* _GIVEN TASK_:
Return the records in full, exactly as given.

══════════

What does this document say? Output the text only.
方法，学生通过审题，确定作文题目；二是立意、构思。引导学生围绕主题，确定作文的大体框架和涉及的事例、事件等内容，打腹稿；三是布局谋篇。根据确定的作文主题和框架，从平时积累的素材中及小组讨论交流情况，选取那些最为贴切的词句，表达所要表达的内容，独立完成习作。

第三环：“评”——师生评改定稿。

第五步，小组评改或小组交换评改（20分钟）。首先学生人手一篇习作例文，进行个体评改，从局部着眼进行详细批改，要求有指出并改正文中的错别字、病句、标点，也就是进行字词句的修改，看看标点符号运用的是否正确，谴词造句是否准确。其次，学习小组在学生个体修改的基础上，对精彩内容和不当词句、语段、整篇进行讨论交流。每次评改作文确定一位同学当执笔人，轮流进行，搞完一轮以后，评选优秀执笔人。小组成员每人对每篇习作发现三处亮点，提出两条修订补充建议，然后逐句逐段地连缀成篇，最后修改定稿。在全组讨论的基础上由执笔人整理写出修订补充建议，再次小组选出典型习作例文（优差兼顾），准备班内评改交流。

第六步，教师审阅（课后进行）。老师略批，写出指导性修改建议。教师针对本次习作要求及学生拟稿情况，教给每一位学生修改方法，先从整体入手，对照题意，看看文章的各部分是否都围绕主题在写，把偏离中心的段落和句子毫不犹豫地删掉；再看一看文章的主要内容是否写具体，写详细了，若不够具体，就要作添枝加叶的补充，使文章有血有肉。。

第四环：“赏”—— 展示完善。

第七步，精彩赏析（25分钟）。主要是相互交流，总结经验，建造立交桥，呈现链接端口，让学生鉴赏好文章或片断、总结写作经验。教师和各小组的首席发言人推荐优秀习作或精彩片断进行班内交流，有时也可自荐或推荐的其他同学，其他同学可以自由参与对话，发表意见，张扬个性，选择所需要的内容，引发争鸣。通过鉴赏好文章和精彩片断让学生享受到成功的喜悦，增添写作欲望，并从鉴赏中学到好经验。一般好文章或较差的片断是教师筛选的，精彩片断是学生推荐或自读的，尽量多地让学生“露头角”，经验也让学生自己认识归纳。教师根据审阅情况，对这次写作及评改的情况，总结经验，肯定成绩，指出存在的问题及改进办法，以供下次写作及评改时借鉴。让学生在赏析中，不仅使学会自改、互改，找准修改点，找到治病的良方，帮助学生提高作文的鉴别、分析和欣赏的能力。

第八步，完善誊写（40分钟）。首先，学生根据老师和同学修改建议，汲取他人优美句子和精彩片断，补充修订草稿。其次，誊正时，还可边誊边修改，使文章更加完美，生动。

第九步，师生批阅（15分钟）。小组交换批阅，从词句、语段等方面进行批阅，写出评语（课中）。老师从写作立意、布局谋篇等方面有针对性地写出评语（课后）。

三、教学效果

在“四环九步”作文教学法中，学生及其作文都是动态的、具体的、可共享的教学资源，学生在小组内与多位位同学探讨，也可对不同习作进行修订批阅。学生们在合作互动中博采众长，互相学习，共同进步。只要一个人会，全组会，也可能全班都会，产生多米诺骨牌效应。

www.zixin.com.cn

══════════

* _RESULT_:
What does this document say? Output the text only.
方法，学生通过审题，确定作文题目；二是立意、构思。引导学生围绕主题，确定作文的大体框架和涉及的事例、事件等内容，打腹稿；三是布局谋篇。根据确定的作文主题和框架，从平时积累的素材中及小组讨论交流情况，选取那些最为贴切的词句，表达所要表达的内容，独立完成习作。

第三环：“评”——师生评改定稿。

第五步，小组评改或小组交换评改（20分钟）。首先学生人手一篇习作例文，进行个体评改，从局部着眼进行详细批改，要求有指出并改正文中的错别字、病句、标点，也就是进行字词句的修改，看看标点符号运用的是否正确，谴词造句是否准确。其次，学习小组在学生个体修改的基础上，对精彩内容和不当词句、语段、整篇进行讨论交流。每次评改作文确定一位同学当执笔人，轮流进行，搞完一轮以后，评选优秀执笔人。小组成员每人对每篇习作发现三处亮点，提出两条修订补充建议，然后逐句逐段地连缀成篇，最后修改定稿。在全组讨论的基础上由执笔人整理写出修订补充建议，再次小组选出典型习作例文（优差兼顾），准备班内评改交流。

第六步，教师审阅（课后进行）。老师略批，写出指导性修改建议。教师针对本次习作要求及学生拟稿情况，教给每一位学生修改方法，先从整体入手，对照题意，看看文章的各部分是否都围绕主题在写，把偏离中心的段落和句子毫不犹豫地删掉；再看一看文章的主要内容是否写具体，写详细了，若不够具体，就要作添枝加叶的补充，使文章有血有肉。。

第四环：“赏”—— 展示完善。

第七步，精彩赏析（25分钟）。主要是相互交流，总结经验，建造立交桥，呈现链接端口，让学生鉴赏好文章或片断、总结写作经验。教师和各小组的首席发言人推荐优秀习作或精彩片断进行班内交流，有时也可自荐或推荐的其他同学，其他同学可以自由参与对话，发表意见，张扬个性，选择所需要的内容，引发争鸣。通过鉴赏好文章和精彩片断让学生享受到成功的喜悦，增添写作欲望，并从鉴赏中学到好经验。一般好文章或较差的片断是教师筛选的，精彩片断是学生推荐或自读的，尽量多地让学生“露头角”，经验也让学生自己认识归纳。教师根据审阅情况，对这次写作及评改的情况，总结经验，肯定成绩，指出存在的问题及改进办法，以供下次写作及评改时借鉴。让学生在赏析中，不仅使学会自改、互改，找准修改点，找到治病的良方，帮助学生提高作文的鉴别、分析和欣赏的能力。

第八步，完善誊写（40分钟）。首先，学生根据老师和同学修改建议，汲取他人优美句子和精彩片断，补充修订草稿。其次，誊正时，还可边誊边修改，使文章更加完美，生动。

第九步，师生批阅（15分钟）。小组交换批阅，从词句、语段等方面进行批阅，写出评语（课中）。老师从写作立意、布局谋篇等方面有针对性地写出评语（课后）。

三、教学效果

在“四环九步”作文教学法中，学生及其作文都是动态的、具体的、可共享的教学资源，学生在小组内与多位位同学探讨，也可对不同习作进行修订批阅。学生们在合作互动中博采众长，互相学习，共同进步。只要一个人会，全组会，也可能全班都会，产生多米诺骨牌效应。

www.zixin.com.cn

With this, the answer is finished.